* **Given request**: Can you turn the lines starting at the one containing "Enumerate the UI" and ending at the one containing "- bar: [311, 194, 330, 301]", both included, into a numbered list, leaving out any blank lines?

□ □ □

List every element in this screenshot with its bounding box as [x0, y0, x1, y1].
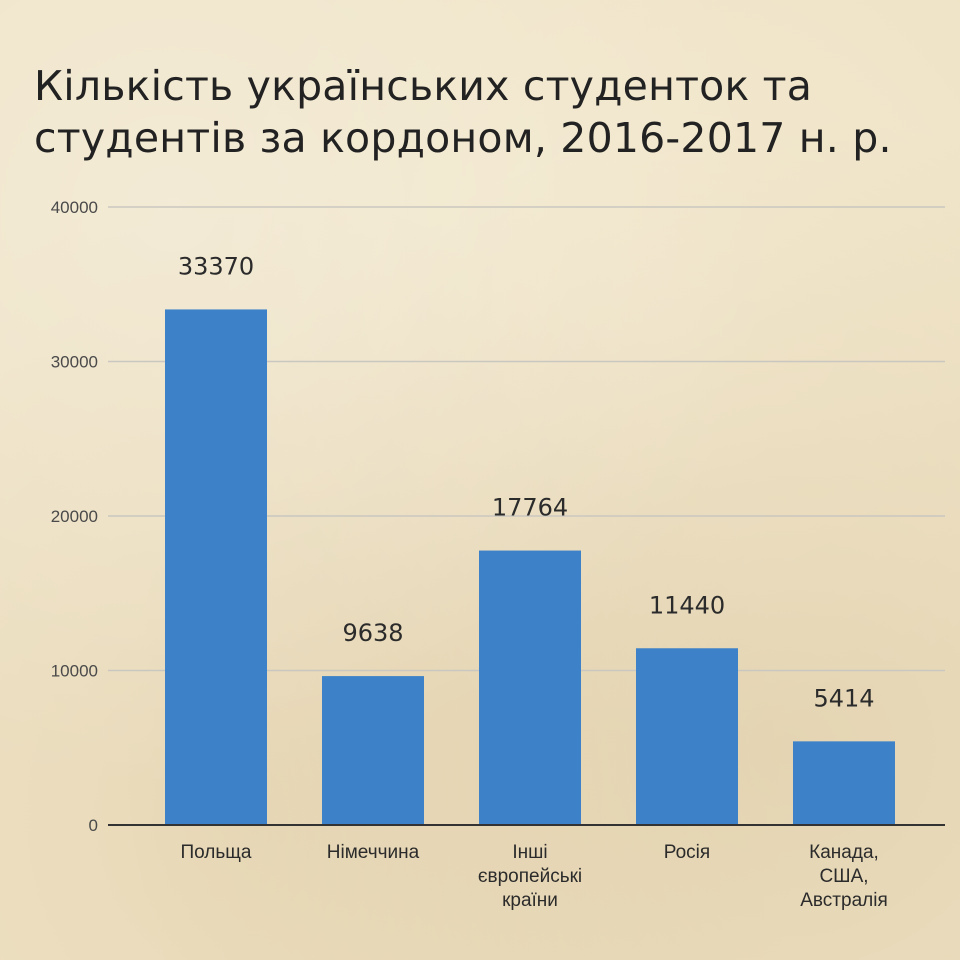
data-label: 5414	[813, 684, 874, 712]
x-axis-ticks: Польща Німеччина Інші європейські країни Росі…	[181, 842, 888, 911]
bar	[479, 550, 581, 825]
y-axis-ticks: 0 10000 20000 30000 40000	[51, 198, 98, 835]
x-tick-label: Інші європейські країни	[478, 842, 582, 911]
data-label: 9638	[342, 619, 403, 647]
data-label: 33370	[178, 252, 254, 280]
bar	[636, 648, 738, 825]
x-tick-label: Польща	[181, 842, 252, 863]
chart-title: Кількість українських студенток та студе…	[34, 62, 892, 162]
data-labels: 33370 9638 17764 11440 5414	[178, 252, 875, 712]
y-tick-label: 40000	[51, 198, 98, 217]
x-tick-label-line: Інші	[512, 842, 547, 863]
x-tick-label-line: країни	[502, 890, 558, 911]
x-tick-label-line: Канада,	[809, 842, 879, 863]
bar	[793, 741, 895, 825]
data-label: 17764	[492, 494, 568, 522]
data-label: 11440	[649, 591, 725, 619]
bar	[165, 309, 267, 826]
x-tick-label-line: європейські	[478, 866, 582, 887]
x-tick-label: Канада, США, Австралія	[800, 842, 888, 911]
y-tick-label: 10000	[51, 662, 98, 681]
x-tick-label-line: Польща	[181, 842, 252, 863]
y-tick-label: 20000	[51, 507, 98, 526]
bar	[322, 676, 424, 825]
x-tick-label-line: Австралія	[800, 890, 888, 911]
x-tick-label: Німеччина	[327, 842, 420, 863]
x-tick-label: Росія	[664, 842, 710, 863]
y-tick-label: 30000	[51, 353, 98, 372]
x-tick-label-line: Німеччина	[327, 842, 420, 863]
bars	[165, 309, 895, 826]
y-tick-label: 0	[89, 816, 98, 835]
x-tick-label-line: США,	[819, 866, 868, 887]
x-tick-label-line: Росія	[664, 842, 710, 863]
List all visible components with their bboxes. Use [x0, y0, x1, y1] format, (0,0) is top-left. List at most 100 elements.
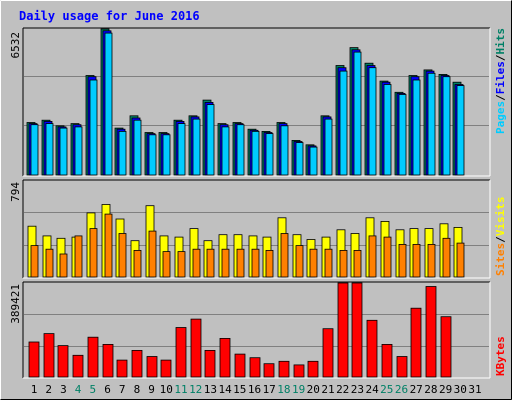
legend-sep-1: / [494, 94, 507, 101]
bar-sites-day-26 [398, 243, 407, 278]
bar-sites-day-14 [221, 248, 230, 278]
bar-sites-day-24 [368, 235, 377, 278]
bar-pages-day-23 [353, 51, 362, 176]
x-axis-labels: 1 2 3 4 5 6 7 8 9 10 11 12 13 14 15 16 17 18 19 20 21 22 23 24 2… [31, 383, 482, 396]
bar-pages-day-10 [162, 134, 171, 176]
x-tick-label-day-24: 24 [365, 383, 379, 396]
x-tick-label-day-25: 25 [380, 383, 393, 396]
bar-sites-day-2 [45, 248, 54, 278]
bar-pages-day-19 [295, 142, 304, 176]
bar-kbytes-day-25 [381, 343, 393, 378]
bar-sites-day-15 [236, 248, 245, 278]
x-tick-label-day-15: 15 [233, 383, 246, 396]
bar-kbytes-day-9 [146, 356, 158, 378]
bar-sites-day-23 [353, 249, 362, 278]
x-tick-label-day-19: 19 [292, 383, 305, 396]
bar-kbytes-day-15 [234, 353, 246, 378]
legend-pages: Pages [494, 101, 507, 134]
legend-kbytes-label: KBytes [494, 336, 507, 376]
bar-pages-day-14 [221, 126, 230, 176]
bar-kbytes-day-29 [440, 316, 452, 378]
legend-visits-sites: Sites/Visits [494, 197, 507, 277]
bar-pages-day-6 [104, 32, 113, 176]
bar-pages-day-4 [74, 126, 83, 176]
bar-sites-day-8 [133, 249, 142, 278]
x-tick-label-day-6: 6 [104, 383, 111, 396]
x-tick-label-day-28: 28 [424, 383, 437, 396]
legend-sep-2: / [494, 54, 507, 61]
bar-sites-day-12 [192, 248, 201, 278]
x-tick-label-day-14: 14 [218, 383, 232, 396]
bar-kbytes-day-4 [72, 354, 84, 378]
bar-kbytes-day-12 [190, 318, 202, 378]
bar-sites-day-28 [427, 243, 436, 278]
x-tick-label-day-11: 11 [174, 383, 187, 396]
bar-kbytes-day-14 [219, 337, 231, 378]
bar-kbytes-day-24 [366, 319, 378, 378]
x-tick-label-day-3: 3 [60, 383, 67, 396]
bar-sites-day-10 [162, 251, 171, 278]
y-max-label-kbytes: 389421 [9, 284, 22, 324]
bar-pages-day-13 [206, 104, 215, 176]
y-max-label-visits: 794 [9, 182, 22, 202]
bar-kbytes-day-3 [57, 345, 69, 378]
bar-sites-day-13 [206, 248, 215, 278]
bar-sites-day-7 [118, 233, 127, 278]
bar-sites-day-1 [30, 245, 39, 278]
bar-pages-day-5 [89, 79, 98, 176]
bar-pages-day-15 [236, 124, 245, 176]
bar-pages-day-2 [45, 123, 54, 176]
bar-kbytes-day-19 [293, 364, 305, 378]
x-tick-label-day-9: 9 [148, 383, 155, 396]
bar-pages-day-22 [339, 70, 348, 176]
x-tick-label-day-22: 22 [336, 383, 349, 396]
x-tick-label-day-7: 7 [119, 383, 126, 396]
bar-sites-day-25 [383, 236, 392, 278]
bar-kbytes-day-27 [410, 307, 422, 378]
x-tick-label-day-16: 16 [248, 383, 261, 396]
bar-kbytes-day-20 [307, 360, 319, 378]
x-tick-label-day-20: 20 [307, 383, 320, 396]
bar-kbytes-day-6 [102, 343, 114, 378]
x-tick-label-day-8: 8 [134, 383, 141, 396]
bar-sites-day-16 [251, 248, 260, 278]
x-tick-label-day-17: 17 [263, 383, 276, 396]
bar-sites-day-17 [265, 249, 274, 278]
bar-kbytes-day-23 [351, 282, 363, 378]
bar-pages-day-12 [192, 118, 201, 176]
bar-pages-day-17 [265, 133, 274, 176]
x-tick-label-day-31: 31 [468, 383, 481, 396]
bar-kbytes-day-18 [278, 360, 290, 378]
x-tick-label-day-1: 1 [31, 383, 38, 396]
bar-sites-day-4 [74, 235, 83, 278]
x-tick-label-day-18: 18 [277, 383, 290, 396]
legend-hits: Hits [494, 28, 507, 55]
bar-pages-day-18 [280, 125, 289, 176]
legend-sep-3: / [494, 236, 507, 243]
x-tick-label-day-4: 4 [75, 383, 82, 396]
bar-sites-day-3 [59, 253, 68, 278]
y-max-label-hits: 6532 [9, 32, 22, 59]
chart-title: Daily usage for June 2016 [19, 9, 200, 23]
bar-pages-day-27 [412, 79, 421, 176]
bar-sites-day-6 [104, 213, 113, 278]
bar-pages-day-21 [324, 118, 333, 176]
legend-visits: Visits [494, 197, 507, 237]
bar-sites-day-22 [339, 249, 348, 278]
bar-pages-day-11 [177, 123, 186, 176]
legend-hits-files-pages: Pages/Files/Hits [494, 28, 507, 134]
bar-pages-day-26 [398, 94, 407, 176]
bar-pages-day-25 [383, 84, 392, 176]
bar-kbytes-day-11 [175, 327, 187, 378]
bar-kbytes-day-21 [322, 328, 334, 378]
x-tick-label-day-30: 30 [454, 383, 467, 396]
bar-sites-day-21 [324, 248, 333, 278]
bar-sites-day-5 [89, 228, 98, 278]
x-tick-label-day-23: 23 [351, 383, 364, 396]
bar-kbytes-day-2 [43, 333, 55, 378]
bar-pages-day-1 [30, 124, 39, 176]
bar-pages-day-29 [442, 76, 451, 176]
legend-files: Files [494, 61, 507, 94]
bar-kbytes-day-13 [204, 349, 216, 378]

□ □ □

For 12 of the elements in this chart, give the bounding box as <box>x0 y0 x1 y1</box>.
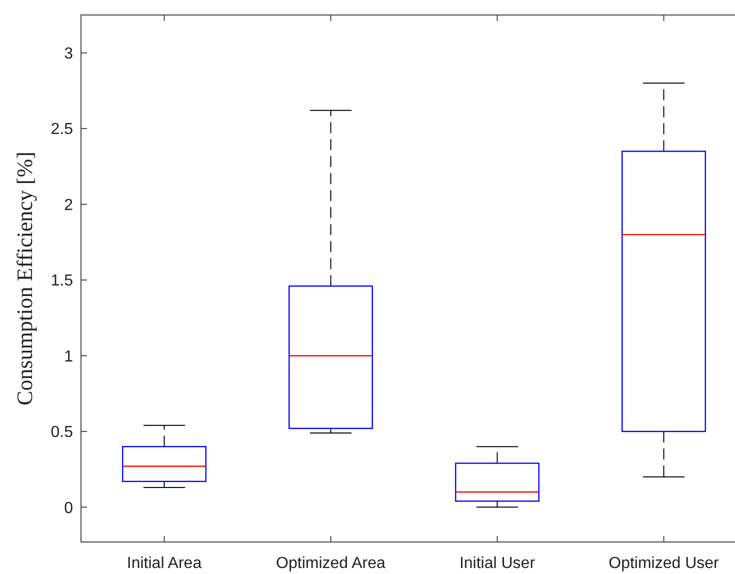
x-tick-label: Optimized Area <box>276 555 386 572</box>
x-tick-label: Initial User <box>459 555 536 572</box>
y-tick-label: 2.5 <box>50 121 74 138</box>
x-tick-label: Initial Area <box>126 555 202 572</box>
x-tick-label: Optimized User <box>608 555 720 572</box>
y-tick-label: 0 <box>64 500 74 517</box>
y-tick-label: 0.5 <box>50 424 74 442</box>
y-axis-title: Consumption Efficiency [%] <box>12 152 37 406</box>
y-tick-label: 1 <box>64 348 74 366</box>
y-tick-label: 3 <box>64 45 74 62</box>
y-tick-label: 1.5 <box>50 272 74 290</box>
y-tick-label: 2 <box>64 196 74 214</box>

□ □ □

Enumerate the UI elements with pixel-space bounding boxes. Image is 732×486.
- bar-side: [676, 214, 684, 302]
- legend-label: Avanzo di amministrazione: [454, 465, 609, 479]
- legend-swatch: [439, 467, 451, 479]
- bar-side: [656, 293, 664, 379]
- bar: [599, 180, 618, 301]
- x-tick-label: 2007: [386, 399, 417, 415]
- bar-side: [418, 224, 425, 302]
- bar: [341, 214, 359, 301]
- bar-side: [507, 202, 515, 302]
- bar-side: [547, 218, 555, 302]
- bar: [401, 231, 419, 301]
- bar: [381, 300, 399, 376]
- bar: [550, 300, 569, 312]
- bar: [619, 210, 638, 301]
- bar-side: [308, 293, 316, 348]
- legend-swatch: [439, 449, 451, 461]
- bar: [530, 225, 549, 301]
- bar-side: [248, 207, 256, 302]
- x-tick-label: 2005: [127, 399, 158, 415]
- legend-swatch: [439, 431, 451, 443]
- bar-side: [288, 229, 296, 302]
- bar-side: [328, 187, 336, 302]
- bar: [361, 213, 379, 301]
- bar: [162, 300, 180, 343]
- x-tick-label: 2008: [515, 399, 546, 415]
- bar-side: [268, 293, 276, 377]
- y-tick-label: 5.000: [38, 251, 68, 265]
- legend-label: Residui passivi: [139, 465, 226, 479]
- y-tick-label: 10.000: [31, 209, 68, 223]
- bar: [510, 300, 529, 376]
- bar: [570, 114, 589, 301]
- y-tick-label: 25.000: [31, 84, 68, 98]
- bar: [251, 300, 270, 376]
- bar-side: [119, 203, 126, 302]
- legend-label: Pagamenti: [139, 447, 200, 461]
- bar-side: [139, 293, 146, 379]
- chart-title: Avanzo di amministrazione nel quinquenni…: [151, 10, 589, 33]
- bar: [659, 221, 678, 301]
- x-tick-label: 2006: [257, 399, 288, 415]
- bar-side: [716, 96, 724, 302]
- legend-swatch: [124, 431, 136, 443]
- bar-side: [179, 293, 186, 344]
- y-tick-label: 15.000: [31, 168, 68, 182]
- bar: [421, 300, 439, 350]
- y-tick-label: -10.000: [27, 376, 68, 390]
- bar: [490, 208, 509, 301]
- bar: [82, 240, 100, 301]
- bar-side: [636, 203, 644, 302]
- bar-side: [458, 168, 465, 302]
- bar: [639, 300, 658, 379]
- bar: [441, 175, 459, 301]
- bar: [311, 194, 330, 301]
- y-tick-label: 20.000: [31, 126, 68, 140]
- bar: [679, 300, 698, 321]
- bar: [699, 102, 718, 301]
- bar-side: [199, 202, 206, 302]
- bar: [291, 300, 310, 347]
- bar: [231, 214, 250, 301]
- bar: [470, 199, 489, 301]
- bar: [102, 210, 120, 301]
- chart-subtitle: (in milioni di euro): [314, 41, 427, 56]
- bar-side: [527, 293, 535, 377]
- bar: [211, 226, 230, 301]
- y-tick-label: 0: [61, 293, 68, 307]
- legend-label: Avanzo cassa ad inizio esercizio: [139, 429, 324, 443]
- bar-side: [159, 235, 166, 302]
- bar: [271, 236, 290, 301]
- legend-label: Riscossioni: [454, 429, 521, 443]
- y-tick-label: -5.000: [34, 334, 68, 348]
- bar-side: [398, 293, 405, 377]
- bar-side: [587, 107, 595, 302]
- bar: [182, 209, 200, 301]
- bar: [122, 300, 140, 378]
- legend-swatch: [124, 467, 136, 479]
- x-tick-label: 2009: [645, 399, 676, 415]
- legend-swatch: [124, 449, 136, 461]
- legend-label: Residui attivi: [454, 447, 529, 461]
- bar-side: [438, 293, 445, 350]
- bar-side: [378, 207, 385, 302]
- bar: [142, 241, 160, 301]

□ □ □

* **Result below**:
1. Enumerate the UI elements with pixel-space bounding boxes. Image is 732×486.
2. - bar-side: [676, 214, 684, 302]
3. - legend-label: Avanzo di amministrazione: [454, 465, 609, 479]
4. - legend-swatch: [439, 467, 451, 479]
5. - bar-side: [656, 293, 664, 379]
6. - bar: [599, 180, 618, 301]
7. - x-tick-label: 2007: [386, 399, 417, 415]
8. - bar-side: [418, 224, 425, 302]
9. - bar: [341, 214, 359, 301]
10. - bar-side: [507, 202, 515, 302]
11. - bar-side: [547, 218, 555, 302]
12. - bar: [401, 231, 419, 301]
13. - bar: [381, 300, 399, 376]
14. - bar: [550, 300, 569, 312]
15. - bar: [619, 210, 638, 301]
16. - bar-side: [308, 293, 316, 348]
17. - legend-swatch: [439, 449, 451, 461]
18. - bar: [530, 225, 549, 301]
19. - bar-side: [248, 207, 256, 302]
20. - x-tick-label: 2005: [127, 399, 158, 415]
21. - legend-swatch: [439, 431, 451, 443]
22. - bar-side: [288, 229, 296, 302]
23. - bar-side: [328, 187, 336, 302]
24. - bar: [361, 213, 379, 301]
25. - bar: [162, 300, 180, 343]
26. - x-tick-label: 2008: [515, 399, 546, 415]
27. - bar-side: [268, 293, 276, 377]
28. - y-tick-label: 5.000: [38, 251, 68, 265]
29. - legend-label: Residui passivi: [139, 465, 226, 479]
30. - y-tick-label: 10.000: [31, 209, 68, 223]
31. - bar: [510, 300, 529, 376]
32. - bar: [570, 114, 589, 301]
33. - y-tick-label: 25.000: [31, 84, 68, 98]
34. - bar: [251, 300, 270, 376]
35. - bar-side: [119, 203, 126, 302]
36. - legend-label: Pagamenti: [139, 447, 200, 461]
37. - bar-side: [139, 293, 146, 379]
38. - chart-title: Avanzo di amministrazione nel quinquenni…: [151, 10, 589, 33]
39. - bar: [659, 221, 678, 301]
40. - x-tick-label: 2006: [257, 399, 288, 415]
41. - bar-side: [716, 96, 724, 302]
42. - legend-swatch: [124, 431, 136, 443]
43. - bar-side: [179, 293, 186, 344]
44. - y-tick-label: 15.000: [31, 168, 68, 182]
45. - bar: [421, 300, 439, 350]
46. - y-tick-label: -10.000: [27, 376, 68, 390]
47. - bar: [490, 208, 509, 301]
48. - bar: [82, 240, 100, 301]
49. - bar-side: [636, 203, 644, 302]
50. - bar-side: [458, 168, 465, 302]
51. - bar: [639, 300, 658, 379]
52. - bar: [441, 175, 459, 301]
53. - bar: [311, 194, 330, 301]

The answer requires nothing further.